● **DATA TO USE**

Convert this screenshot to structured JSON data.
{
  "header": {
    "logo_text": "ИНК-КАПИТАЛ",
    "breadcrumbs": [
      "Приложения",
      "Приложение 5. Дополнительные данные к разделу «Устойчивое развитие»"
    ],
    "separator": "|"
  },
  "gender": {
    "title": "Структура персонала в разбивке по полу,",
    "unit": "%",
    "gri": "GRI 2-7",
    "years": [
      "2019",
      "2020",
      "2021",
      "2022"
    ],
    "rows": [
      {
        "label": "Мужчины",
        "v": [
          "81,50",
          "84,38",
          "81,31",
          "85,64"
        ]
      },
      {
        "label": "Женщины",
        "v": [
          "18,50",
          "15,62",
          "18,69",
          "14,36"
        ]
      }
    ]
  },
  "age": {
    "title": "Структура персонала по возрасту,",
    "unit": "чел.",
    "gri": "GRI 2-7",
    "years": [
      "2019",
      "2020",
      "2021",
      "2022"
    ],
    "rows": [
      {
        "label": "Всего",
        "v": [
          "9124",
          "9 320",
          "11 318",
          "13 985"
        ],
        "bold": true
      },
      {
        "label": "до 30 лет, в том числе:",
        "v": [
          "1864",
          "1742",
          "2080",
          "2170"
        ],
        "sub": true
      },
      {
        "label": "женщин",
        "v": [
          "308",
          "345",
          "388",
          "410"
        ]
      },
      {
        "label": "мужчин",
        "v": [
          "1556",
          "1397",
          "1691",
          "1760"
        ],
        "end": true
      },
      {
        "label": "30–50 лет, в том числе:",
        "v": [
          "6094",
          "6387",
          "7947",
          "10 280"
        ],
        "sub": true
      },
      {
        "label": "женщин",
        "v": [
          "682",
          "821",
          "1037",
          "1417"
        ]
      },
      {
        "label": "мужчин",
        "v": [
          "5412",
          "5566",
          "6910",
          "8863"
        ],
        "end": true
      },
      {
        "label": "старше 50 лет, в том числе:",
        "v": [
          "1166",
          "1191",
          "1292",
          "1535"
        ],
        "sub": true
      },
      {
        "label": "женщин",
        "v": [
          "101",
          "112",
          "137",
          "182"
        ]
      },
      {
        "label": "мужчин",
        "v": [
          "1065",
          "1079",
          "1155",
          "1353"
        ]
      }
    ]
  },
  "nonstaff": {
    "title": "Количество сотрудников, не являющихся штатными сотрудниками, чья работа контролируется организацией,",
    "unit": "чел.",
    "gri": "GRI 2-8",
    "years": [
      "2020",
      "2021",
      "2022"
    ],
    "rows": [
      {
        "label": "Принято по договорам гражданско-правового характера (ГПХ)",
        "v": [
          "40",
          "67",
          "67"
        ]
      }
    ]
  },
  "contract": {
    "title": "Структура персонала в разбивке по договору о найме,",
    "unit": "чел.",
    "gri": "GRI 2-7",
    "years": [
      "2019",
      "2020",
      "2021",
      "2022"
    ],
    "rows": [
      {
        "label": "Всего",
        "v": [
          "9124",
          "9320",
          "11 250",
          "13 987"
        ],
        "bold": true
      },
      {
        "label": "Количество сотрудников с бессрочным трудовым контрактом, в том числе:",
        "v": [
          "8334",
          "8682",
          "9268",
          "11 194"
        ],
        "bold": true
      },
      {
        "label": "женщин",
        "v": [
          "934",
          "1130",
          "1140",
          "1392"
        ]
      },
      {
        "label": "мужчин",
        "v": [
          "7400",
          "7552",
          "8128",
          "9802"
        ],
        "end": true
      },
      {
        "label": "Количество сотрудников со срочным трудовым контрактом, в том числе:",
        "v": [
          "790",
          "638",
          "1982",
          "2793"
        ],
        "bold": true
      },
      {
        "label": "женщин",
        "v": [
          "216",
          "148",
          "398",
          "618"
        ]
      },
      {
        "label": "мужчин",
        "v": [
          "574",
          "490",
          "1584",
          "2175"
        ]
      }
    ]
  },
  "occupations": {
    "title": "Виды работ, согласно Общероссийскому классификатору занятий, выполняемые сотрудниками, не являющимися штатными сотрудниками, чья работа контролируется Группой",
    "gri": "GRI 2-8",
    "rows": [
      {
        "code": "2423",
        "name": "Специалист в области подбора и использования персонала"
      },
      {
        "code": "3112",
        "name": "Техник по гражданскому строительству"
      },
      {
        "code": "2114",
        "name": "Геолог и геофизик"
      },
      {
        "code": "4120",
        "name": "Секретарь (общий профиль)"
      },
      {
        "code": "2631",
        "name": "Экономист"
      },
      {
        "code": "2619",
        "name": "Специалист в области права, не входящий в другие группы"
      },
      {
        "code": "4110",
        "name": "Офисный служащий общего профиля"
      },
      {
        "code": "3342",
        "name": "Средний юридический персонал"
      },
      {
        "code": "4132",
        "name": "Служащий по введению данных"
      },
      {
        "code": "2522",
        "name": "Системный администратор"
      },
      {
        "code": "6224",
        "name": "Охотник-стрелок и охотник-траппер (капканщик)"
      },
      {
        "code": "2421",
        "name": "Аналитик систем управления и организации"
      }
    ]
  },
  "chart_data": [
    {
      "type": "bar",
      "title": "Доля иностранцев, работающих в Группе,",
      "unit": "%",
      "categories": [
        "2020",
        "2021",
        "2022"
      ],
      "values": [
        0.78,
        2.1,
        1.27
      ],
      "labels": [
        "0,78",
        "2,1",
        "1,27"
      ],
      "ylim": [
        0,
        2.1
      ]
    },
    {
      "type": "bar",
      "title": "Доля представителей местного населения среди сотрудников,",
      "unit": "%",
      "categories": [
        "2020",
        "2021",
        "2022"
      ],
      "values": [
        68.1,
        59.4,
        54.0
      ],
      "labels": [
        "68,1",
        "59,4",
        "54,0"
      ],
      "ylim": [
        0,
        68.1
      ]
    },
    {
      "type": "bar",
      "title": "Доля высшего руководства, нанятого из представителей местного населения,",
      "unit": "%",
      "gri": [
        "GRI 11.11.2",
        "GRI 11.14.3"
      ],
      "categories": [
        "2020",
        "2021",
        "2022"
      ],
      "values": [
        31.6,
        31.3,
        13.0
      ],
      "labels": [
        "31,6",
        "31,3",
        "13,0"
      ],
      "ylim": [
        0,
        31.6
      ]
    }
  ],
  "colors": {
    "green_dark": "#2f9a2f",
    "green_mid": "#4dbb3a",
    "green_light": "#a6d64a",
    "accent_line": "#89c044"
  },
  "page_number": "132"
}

● **TASK BRIEF**
Collect the lines that hold "разбивке".

● **OUTPUT BELOW**
    "title": "Структура персонала в разбивке по полу,",
    "title": "Структура персонала в разбивке по договору о найме,",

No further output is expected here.